* PROBLEM DESCRIPTION
Revise the part of the passage on identified literature that opens with "Identified literature and" and closes with "and review funding.", changing "abstracts" to "records".

* GIVEN PASSAGE

--- --- ---

Identified literature and general characteristics
In total, literature searching for this review identified a total of 3948 unique abstracts, 90 of which were retained as eligible network meta-analyses that included one or more CAM interventions according to the criteria described earlier [27,28,29,30,31,32,33,34,35,36,37,38,39,40,41,42,43,44,45,46,47,48,49,50,51,52,53,54,55,56,57,58,59,60,61,62,63,64,65,66,67,68,69,70,71,72,73,74,75,76,77,78,79,80,81,82,83,84,85,86,87,88,89,90,91,92,93,94,95,96,97,98,99,100,101,102,103,104,105,106,107,108,109,110,111,112,113,114,115]. Figure 1 presents a summary of the study selection process. Table 1 presents a detailed summary of the core characteristics of the included reviews, including patients’ indication, numbers of studies (and patients) analyzed, endpoints evaluated, key methods used, and review funding.

--- --- ---

* SUPPLIED DATA
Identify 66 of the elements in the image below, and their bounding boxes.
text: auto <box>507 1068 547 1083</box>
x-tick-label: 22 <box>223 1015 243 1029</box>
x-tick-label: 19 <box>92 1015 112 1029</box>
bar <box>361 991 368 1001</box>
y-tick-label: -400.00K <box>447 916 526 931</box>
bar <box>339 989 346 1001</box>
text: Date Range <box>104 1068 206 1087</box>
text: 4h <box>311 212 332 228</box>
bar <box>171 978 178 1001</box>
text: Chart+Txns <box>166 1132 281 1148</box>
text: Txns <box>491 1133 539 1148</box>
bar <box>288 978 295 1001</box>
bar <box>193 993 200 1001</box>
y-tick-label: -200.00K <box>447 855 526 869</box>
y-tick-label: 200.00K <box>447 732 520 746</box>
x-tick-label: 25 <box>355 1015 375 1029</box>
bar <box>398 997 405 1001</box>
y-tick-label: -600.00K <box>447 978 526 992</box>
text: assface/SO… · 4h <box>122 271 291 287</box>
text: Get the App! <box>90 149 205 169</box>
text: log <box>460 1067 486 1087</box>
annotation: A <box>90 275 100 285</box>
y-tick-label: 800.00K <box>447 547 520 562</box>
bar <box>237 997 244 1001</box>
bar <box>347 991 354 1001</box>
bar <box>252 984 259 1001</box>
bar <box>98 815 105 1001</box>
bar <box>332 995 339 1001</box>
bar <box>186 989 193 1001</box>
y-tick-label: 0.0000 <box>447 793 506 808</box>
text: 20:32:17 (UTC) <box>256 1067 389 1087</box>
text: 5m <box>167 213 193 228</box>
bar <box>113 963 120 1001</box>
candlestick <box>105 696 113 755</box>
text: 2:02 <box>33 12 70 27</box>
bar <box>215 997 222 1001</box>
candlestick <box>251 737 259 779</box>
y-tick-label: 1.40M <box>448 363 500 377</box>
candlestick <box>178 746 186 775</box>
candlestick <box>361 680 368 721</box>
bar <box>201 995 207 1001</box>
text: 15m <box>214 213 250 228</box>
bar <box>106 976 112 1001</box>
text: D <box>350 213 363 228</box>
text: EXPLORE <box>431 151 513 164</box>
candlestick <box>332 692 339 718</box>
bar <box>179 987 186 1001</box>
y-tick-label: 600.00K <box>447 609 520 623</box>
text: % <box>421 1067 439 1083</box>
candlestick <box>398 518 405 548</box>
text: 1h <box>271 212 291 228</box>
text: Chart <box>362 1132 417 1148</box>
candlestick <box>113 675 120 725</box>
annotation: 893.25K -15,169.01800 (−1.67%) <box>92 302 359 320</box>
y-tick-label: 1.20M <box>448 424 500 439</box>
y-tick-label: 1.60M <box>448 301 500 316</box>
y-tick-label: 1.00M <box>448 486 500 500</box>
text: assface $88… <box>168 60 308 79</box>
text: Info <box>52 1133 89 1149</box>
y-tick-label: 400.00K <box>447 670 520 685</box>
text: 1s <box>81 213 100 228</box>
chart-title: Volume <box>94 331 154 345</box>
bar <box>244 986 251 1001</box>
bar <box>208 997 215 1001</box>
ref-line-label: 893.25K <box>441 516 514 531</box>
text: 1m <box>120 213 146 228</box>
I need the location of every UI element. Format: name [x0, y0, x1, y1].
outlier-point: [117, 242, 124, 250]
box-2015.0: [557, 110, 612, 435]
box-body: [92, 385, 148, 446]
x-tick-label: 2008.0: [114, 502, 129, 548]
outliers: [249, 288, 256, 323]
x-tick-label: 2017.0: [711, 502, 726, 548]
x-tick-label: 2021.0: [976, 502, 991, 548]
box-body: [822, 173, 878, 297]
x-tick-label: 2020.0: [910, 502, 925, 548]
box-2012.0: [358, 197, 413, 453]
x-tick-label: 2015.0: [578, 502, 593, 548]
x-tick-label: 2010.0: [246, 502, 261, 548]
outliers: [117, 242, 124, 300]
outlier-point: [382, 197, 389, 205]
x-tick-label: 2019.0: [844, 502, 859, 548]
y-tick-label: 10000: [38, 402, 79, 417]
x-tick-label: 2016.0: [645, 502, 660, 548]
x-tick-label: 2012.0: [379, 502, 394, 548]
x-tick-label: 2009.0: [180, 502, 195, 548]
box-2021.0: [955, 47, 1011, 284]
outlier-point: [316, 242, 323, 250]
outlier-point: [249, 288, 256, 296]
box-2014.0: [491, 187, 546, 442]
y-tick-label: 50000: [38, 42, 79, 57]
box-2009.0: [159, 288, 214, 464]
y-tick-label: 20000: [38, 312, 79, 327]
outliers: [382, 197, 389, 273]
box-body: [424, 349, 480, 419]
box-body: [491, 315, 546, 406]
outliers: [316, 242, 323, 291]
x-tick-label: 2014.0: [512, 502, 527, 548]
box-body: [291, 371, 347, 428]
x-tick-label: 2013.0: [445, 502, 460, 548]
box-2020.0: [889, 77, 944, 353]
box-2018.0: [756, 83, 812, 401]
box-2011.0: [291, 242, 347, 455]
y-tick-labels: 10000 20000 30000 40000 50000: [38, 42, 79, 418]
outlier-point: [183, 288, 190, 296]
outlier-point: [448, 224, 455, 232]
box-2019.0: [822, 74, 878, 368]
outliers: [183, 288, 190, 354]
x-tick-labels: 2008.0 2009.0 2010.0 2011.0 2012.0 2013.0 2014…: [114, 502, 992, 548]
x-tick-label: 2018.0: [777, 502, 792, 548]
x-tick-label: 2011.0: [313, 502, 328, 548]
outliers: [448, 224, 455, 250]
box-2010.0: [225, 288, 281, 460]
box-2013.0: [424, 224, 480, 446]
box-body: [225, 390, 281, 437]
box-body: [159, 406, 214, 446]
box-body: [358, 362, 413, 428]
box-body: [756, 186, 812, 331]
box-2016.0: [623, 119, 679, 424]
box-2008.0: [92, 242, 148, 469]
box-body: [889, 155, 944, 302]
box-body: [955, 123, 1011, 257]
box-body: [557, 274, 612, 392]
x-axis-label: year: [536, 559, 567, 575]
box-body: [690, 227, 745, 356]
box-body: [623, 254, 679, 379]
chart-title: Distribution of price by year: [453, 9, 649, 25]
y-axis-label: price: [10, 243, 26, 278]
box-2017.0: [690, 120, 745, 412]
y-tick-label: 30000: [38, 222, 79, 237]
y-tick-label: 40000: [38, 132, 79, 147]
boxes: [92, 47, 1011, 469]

--- --- ---

* SOLUTION TO THE PROBLEM
Identified literature and general characteristics
In total, literature searching for this review identified a total of 3948 unique records, 90 of which were retained as eligible network meta-analyses that included one or more CAM interventions according to the criteria described earlier [27,28,29,30,31,32,33,34,35,36,37,38,39,40,41,42,43,44,45,46,47,48,49,50,51,52,53,54,55,56,57,58,59,60,61,62,63,64,65,66,67,68,69,70,71,72,73,74,75,76,77,78,79,80,81,82,83,84,85,86,87,88,89,90,91,92,93,94,95,96,97,98,99,100,101,102,103,104,105,106,107,108,109,110,111,112,113,114,115]. Figure 1 presents a summary of the study selection process. Table 1 presents a detailed summary of the core characteristics of the included reviews, including patients’ indication, numbers of studies (and patients) analyzed, endpoints evaluated, key methods used, and review funding.